### Task directions
Set down the material below in full, matching it exactly.

### Material
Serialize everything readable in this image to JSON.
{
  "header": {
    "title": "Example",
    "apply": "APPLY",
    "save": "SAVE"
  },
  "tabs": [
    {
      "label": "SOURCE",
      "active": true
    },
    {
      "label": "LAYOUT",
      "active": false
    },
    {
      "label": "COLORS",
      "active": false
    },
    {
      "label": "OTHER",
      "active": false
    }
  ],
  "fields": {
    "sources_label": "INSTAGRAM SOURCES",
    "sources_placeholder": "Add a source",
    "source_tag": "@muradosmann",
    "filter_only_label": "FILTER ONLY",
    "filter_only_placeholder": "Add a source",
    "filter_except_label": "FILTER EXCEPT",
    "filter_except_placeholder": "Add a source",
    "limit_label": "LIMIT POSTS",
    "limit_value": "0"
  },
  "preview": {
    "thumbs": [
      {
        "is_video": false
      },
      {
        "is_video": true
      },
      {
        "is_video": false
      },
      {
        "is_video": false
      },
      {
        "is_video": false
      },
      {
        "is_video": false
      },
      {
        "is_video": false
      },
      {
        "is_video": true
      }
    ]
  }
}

### Reply
Serialize everything readable in this image to JSON.
{
  "header": {
    "title": "Example",
    "apply": "APPLY",
    "save": "SAVE"
  },
  "tabs": [
    {
      "label": "SOURCE",
      "active": true
    },
    {
      "label": "LAYOUT",
      "active": false
    },
    {
      "label": "COLORS",
      "active": false
    },
    {
      "label": "OTHER",
      "active": false
    }
  ],
  "fields": {
    "sources_label": "INSTAGRAM SOURCES",
    "sources_placeholder": "Add a source",
    "source_tag": "@muradosmann",
    "filter_only_label": "FILTER ONLY",
    "filter_only_placeholder": "Add a source",
    "filter_except_label": "FILTER EXCEPT",
    "filter_except_placeholder": "Add a source",
    "limit_label": "LIMIT POSTS",
    "limit_value": "0"
  },
  "preview": {
    "thumbs": [
      {
        "is_video": false
      },
      {
        "is_video": true
      },
      {
        "is_video": false
      },
      {
        "is_video": false
      },
      {
        "is_video": false
      },
      {
        "is_video": false
      },
      {
        "is_video": false
      },
      {
        "is_video": true
      }
    ]
  }
}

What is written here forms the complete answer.